● **What you should do**
The records below are to be quoted in full; please keep every word exact.
** START OF Provided material **
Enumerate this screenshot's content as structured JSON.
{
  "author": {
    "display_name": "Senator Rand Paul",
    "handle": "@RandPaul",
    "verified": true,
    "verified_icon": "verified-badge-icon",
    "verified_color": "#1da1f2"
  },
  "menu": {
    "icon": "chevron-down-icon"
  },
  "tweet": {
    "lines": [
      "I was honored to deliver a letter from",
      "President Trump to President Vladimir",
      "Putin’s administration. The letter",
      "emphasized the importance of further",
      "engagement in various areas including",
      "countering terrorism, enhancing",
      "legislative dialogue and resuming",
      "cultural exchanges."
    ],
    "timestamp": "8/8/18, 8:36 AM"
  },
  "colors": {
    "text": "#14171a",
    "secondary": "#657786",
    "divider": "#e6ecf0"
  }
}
** END OF Provided material **
● **The completed task**
Enumerate this screenshot's content as structured JSON.
{
  "author": {
    "display_name": "Senator Rand Paul",
    "handle": "@RandPaul",
    "verified": true,
    "verified_icon": "verified-badge-icon",
    "verified_color": "#1da1f2"
  },
  "menu": {
    "icon": "chevron-down-icon"
  },
  "tweet": {
    "lines": [
      "I was honored to deliver a letter from",
      "President Trump to President Vladimir",
      "Putin’s administration. The letter",
      "emphasized the importance of further",
      "engagement in various areas including",
      "countering terrorism, enhancing",
      "legislative dialogue and resuming",
      "cultural exchanges."
    ],
    "timestamp": "8/8/18, 8:36 AM"
  },
  "colors": {
    "text": "#14171a",
    "secondary": "#657786",
    "divider": "#e6ecf0"
  }
}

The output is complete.